::: Input records

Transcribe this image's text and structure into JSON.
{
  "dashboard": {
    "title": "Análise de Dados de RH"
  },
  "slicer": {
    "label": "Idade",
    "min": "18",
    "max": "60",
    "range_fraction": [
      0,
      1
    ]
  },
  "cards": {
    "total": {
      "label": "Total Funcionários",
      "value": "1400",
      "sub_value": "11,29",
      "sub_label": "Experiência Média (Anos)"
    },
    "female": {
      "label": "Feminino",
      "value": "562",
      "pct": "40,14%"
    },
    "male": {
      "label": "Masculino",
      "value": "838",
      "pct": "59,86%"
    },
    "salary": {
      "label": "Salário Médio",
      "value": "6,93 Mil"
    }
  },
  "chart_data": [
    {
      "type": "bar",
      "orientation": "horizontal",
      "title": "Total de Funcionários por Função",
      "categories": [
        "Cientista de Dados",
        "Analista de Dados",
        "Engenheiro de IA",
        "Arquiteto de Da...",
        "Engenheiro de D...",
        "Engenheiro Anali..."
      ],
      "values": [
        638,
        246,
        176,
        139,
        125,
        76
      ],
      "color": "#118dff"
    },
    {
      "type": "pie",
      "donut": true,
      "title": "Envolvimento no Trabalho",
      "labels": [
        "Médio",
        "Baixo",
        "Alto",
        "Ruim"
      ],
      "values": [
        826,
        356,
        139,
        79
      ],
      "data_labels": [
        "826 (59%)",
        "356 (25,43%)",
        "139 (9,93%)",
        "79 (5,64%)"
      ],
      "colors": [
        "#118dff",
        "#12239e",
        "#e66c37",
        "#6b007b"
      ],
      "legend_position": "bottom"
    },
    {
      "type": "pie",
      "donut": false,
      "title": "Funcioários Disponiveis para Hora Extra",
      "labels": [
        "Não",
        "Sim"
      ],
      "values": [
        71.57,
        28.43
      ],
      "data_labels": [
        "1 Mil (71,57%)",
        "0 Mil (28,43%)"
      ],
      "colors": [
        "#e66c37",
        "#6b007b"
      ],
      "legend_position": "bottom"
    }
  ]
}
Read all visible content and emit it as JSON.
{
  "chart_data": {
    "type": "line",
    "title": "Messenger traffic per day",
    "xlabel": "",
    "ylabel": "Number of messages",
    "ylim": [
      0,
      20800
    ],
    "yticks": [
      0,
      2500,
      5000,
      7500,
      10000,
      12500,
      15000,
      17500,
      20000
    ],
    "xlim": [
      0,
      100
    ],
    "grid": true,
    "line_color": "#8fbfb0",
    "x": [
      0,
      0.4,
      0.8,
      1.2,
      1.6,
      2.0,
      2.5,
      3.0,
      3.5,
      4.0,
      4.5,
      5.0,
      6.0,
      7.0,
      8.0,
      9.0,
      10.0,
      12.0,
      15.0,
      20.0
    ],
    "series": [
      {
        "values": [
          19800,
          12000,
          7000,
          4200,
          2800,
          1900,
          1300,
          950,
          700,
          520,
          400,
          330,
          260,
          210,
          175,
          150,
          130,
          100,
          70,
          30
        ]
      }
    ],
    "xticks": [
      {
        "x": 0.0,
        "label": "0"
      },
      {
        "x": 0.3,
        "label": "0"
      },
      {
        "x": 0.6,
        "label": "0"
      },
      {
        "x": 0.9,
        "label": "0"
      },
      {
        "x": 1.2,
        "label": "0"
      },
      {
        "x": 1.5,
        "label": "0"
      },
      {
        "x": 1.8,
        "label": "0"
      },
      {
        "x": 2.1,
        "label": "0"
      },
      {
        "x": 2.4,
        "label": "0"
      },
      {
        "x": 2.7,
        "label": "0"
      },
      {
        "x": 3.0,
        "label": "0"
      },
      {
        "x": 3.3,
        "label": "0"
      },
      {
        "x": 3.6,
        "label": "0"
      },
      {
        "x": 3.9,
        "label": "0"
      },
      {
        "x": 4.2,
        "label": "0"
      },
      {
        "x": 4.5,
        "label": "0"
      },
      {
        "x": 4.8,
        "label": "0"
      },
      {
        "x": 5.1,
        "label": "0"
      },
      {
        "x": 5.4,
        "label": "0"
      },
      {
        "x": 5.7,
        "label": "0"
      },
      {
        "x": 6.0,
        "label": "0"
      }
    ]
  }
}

::::::

→ Challenge
Please output the entire listing exactly as it stands.

→ Task response
Transcribe this image's text and structure into JSON.
{
  "dashboard": {
    "title": "Análise de Dados de RH"
  },
  "slicer": {
    "label": "Idade",
    "min": "18",
    "max": "60",
    "range_fraction": [
      0,
      1
    ]
  },
  "cards": {
    "total": {
      "label": "Total Funcionários",
      "value": "1400",
      "sub_value": "11,29",
      "sub_label": "Experiência Média (Anos)"
    },
    "female": {
      "label": "Feminino",
      "value": "562",
      "pct": "40,14%"
    },
    "male": {
      "label": "Masculino",
      "value": "838",
      "pct": "59,86%"
    },
    "salary": {
      "label": "Salário Médio",
      "value": "6,93 Mil"
    }
  },
  "chart_data": [
    {
      "type": "bar",
      "orientation": "horizontal",
      "title": "Total de Funcionários por Função",
      "categories": [
        "Cientista de Dados",
        "Analista de Dados",
        "Engenheiro de IA",
        "Arquiteto de Da...",
        "Engenheiro de D...",
        "Engenheiro Anali..."
      ],
      "values": [
        638,
        246,
        176,
        139,
        125,
        76
      ],
      "color": "#118dff"
    },
    {
      "type": "pie",
      "donut": true,
      "title": "Envolvimento no Trabalho",
      "labels": [
        "Médio",
        "Baixo",
        "Alto",
        "Ruim"
      ],
      "values": [
        826,
        356,
        139,
        79
      ],
      "data_labels": [
        "826 (59%)",
        "356 (25,43%)",
        "139 (9,93%)",
        "79 (5,64%)"
      ],
      "colors": [
        "#118dff",
        "#12239e",
        "#e66c37",
        "#6b007b"
      ],
      "legend_position": "bottom"
    },
    {
      "type": "pie",
      "donut": false,
      "title": "Funcioários Disponiveis para Hora Extra",
      "labels": [
        "Não",
        "Sim"
      ],
      "values": [
        71.57,
        28.43
      ],
      "data_labels": [
        "1 Mil (71,57%)",
        "0 Mil (28,43%)"
      ],
      "colors": [
        "#e66c37",
        "#6b007b"
      ],
      "legend_position": "bottom"
    }
  ]
}
Read all visible content and emit it as JSON.
{
  "chart_data": {
    "type": "line",
    "title": "Messenger traffic per day",
    "xlabel": "",
    "ylabel": "Number of messages",
    "ylim": [
      0,
      20800
    ],
    "yticks": [
      0,
      2500,
      5000,
      7500,
      10000,
      12500,
      15000,
      17500,
      20000
    ],
    "xlim": [
      0,
      100
    ],
    "grid": true,
    "line_color": "#8fbfb0",
    "x": [
      0,
      0.4,
      0.8,
      1.2,
      1.6,
      2.0,
      2.5,
      3.0,
      3.5,
      4.0,
      4.5,
      5.0,
      6.0,
      7.0,
      8.0,
      9.0,
      10.0,
      12.0,
      15.0,
      20.0
    ],
    "series": [
      {
        "values": [
          19800,
          12000,
          7000,
          4200,
          2800,
          1900,
          1300,
          950,
          700,
          520,
          400,
          330,
          260,
          210,
          175,
          150,
          130,
          100,
          70,
          30
        ]
      }
    ],
    "xticks": [
      {
        "x": 0.0,
        "label": "0"
      },
      {
        "x": 0.3,
        "label": "0"
      },
      {
        "x": 0.6,
        "label": "0"
      },
      {
        "x": 0.9,
        "label": "0"
      },
      {
        "x": 1.2,
        "label": "0"
      },
      {
        "x": 1.5,
        "label": "0"
      },
      {
        "x": 1.8,
        "label": "0"
      },
      {
        "x": 2.1,
        "label": "0"
      },
      {
        "x": 2.4,
        "label": "0"
      },
      {
        "x": 2.7,
        "label": "0"
      },
      {
        "x": 3.0,
        "label": "0"
      },
      {
        "x": 3.3,
        "label": "0"
      },
      {
        "x": 3.6,
        "label": "0"
      },
      {
        "x": 3.9,
        "label": "0"
      },
      {
        "x": 4.2,
        "label": "0"
      },
      {
        "x": 4.5,
        "label": "0"
      },
      {
        "x": 4.8,
        "label": "0"
      },
      {
        "x": 5.1,
        "label": "0"
      },
      {
        "x": 5.4,
        "label": "0"
      },
      {
        "x": 5.7,
        "label": "0"
      },
      {
        "x": 6.0,
        "label": "0"
      }
    ]
  }
}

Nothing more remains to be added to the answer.